**Exercise instructions:** Pictures stay out of the copy; restate everything else in the material exactly.

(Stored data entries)

+===+

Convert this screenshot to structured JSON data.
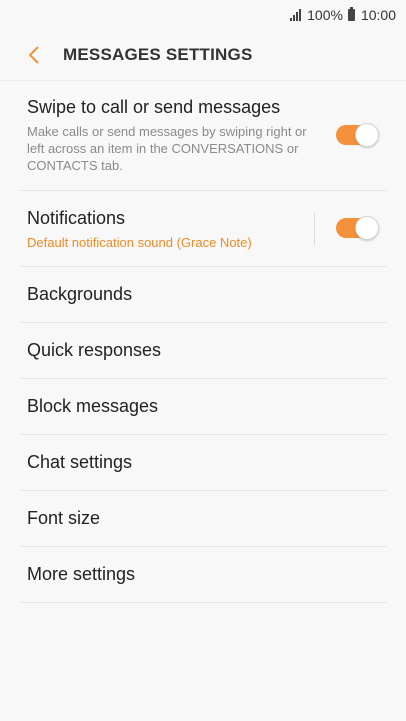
{
  "status_bar": {
    "battery": "100%",
    "time": "10:00"
  },
  "header": {
    "title": "MESSAGES SETTINGS",
    "back_icon": "chevron-left-icon"
  },
  "accent_color": "#f5913a",
  "settings": {
    "swipe": {
      "title": "Swipe to call or send messages",
      "description": "Make calls or send messages by swiping right or left across an item in the CONVERSATIONS or CONTACTS tab.",
      "enabled": true
    },
    "notifications": {
      "title": "Notifications",
      "subtitle": "Default notification sound (Grace Note)",
      "enabled": true
    },
    "items": [
      {
        "label": "Backgrounds"
      },
      {
        "label": "Quick responses"
      },
      {
        "label": "Block messages"
      },
      {
        "label": "Chat settings"
      },
      {
        "label": "Font size"
      },
      {
        "label": "More settings"
      }
    ]
  }
}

+===+

**Output of the task:**
Convert this screenshot to structured JSON data.
{
  "status_bar": {
    "battery": "100%",
    "time": "10:00"
  },
  "header": {
    "title": "MESSAGES SETTINGS",
    "back_icon": "chevron-left-icon"
  },
  "accent_color": "#f5913a",
  "settings": {
    "swipe": {
      "title": "Swipe to call or send messages",
      "description": "Make calls or send messages by swiping right or left across an item in the CONVERSATIONS or CONTACTS tab.",
      "enabled": true
    },
    "notifications": {
      "title": "Notifications",
      "subtitle": "Default notification sound (Grace Note)",
      "enabled": true
    },
    "items": [
      {
        "label": "Backgrounds"
      },
      {
        "label": "Quick responses"
      },
      {
        "label": "Block messages"
      },
      {
        "label": "Chat settings"
      },
      {
        "label": "Font size"
      },
      {
        "label": "More settings"
      }
    ]
  }
}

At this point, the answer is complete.